DIRECTIVE » Show all lines of the listing that hold the word "meren".

Dataset items
■ ■ ■ ■ ■
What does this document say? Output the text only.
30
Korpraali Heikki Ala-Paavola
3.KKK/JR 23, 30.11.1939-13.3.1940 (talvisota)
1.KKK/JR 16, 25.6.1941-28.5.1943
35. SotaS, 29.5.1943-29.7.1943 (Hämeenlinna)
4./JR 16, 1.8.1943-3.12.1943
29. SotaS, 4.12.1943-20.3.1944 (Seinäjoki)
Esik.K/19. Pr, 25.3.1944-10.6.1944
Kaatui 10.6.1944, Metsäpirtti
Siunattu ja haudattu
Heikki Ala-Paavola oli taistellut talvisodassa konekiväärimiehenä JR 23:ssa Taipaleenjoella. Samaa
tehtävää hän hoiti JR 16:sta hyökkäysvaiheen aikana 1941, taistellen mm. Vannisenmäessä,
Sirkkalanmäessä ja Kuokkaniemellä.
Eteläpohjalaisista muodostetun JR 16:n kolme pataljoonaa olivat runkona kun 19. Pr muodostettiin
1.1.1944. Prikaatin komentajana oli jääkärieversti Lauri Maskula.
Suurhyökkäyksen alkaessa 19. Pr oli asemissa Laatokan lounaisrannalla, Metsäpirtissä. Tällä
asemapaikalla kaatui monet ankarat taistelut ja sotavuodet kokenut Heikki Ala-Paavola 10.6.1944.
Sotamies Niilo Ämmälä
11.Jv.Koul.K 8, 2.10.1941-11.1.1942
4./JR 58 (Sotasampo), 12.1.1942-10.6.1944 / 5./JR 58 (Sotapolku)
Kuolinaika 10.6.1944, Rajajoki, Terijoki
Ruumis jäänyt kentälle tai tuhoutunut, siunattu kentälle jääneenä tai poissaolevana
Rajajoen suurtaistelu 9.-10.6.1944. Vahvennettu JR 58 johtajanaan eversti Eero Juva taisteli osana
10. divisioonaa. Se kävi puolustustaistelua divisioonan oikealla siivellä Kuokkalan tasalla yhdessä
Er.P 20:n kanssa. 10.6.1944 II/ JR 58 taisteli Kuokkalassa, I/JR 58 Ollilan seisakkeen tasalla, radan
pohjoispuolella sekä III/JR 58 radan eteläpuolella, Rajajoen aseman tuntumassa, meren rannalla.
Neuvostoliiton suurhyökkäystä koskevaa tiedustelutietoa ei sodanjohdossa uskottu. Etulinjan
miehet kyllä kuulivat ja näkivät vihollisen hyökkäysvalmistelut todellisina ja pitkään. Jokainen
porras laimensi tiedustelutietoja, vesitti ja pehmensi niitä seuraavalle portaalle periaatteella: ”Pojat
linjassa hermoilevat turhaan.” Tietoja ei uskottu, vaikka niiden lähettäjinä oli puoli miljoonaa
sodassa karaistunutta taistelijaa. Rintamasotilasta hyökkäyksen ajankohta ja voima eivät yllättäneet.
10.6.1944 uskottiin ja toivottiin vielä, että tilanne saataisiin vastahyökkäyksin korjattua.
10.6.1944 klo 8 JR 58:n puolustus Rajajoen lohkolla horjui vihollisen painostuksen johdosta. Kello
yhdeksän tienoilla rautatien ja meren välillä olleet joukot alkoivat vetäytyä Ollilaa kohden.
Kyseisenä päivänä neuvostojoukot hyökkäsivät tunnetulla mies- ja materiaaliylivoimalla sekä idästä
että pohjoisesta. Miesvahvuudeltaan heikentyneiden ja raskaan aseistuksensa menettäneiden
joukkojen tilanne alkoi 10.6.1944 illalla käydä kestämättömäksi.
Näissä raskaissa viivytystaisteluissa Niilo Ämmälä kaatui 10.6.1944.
■ ■ ■ ■ ■
THE ANSWER »
pohjoispuolella sekä III/JR 58 radan eteläpuolella, Rajajoen aseman tuntumassa, meren rannalla.
yhdeksän tienoilla rautatien ja meren välillä olleet joukot alkoivat vetäytyä Ollilaa kohden.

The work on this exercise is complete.